* Aim
Identify each line below that contains the word "JSON", and copy it out.

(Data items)
--- start ---

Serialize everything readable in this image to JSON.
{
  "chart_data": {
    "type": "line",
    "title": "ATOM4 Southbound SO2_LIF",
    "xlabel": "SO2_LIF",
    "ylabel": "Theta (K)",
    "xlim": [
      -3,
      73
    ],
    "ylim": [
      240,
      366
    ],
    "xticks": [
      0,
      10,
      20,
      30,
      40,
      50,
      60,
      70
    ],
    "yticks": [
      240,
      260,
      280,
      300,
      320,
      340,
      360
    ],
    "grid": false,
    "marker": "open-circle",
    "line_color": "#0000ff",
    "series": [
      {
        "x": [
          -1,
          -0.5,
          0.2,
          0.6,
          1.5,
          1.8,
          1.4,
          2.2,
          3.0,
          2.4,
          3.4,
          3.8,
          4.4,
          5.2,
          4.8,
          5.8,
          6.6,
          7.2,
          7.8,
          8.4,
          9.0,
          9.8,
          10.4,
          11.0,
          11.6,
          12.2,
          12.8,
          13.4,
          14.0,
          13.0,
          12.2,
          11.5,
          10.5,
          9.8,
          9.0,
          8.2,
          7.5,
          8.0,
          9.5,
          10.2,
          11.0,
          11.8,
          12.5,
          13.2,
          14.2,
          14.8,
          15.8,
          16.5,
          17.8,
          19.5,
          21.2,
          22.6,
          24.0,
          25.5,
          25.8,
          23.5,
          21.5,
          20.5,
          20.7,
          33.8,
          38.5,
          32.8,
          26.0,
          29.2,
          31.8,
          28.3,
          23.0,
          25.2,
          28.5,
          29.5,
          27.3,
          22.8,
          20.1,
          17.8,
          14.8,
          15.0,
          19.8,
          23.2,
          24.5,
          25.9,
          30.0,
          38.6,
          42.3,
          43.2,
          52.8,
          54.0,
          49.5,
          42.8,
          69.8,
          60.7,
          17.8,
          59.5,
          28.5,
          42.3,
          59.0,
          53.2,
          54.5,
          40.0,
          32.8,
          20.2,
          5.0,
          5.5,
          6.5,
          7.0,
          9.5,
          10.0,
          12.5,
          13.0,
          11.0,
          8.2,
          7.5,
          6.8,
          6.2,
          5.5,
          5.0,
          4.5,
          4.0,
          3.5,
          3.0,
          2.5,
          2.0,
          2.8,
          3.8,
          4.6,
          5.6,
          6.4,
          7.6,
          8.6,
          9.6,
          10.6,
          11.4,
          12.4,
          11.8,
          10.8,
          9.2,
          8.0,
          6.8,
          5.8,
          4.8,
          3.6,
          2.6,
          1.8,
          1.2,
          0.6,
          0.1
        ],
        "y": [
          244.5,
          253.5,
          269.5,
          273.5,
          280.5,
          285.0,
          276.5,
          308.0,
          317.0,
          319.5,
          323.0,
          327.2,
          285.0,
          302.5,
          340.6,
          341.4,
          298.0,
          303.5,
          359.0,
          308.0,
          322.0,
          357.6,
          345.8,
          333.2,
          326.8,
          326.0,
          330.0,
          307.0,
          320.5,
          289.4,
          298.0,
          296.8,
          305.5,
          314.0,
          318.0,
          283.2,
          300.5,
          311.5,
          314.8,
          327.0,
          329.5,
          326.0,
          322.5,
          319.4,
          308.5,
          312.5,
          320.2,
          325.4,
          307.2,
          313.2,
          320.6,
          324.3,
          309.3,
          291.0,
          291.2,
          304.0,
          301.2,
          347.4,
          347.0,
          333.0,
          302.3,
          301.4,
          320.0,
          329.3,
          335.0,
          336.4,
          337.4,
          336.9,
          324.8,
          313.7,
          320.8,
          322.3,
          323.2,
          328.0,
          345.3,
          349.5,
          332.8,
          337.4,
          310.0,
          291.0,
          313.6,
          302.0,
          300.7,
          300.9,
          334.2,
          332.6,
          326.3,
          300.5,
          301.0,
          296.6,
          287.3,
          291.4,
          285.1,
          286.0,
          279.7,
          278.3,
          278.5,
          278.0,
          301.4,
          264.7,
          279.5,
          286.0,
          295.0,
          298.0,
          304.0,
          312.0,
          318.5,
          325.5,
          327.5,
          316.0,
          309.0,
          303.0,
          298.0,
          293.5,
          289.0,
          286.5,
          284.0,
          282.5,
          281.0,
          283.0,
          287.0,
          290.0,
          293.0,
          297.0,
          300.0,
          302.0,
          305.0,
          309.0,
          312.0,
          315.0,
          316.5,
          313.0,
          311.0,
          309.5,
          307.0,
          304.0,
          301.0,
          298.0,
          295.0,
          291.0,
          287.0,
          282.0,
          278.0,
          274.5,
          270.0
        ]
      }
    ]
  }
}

--- end ---
--- start ---

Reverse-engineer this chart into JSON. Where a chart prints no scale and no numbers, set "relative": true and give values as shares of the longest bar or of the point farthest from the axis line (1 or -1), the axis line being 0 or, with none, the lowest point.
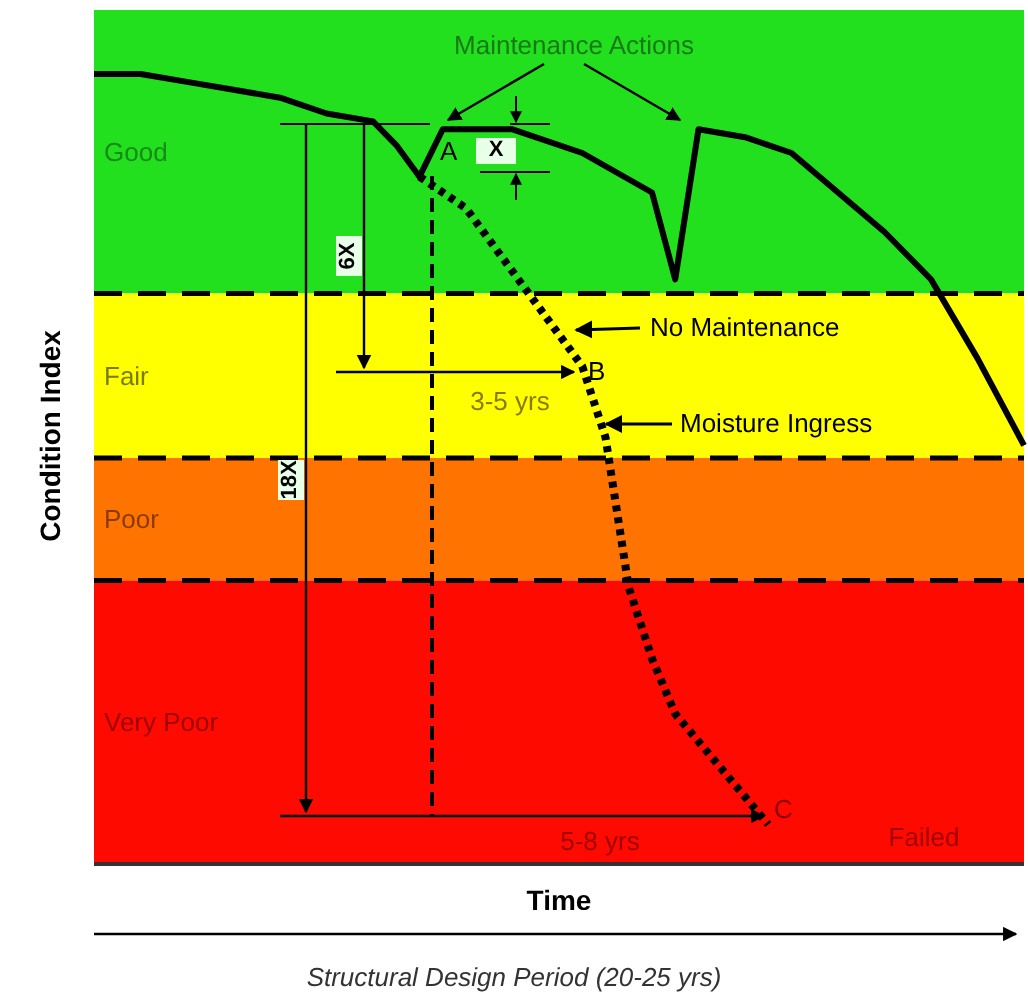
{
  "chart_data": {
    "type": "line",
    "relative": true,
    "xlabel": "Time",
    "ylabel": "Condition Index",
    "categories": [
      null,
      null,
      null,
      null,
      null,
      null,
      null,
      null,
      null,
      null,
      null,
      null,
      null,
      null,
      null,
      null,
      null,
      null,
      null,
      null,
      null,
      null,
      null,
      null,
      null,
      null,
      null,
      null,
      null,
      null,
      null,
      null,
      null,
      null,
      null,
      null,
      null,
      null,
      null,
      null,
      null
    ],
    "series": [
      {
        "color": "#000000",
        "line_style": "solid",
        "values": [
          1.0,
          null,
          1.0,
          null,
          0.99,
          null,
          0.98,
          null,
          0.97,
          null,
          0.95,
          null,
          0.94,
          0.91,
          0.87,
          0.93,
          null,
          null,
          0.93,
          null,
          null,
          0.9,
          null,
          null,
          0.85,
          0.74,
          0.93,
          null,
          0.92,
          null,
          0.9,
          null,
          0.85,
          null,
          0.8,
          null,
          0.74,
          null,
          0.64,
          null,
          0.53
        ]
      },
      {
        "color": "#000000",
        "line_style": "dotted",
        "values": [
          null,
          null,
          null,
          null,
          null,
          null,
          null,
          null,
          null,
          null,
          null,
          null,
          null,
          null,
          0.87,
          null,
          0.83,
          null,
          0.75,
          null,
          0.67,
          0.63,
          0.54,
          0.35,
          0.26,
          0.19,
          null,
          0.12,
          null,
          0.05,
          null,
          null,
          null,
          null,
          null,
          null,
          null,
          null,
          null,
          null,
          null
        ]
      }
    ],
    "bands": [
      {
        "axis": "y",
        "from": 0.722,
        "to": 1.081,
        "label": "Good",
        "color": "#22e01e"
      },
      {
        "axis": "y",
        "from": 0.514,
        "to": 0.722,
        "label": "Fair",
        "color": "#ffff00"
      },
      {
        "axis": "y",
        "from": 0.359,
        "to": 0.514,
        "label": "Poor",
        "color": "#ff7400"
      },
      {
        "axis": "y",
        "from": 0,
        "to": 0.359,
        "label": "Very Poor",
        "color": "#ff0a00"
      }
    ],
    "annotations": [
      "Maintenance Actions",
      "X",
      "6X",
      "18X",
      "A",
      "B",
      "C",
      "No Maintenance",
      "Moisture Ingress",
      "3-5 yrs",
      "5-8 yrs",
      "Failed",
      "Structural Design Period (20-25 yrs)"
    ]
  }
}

--- end ---

* Answer to the exercise
Serialize everything readable in this image to JSON.
Reverse-engineer this chart into JSON. Where a chart prints no scale and no numbers, set "relative": true and give values as shares of the longest bar or of the point farthest from the axis line (1 or -1), the axis line being 0 or, with none, the lowest point.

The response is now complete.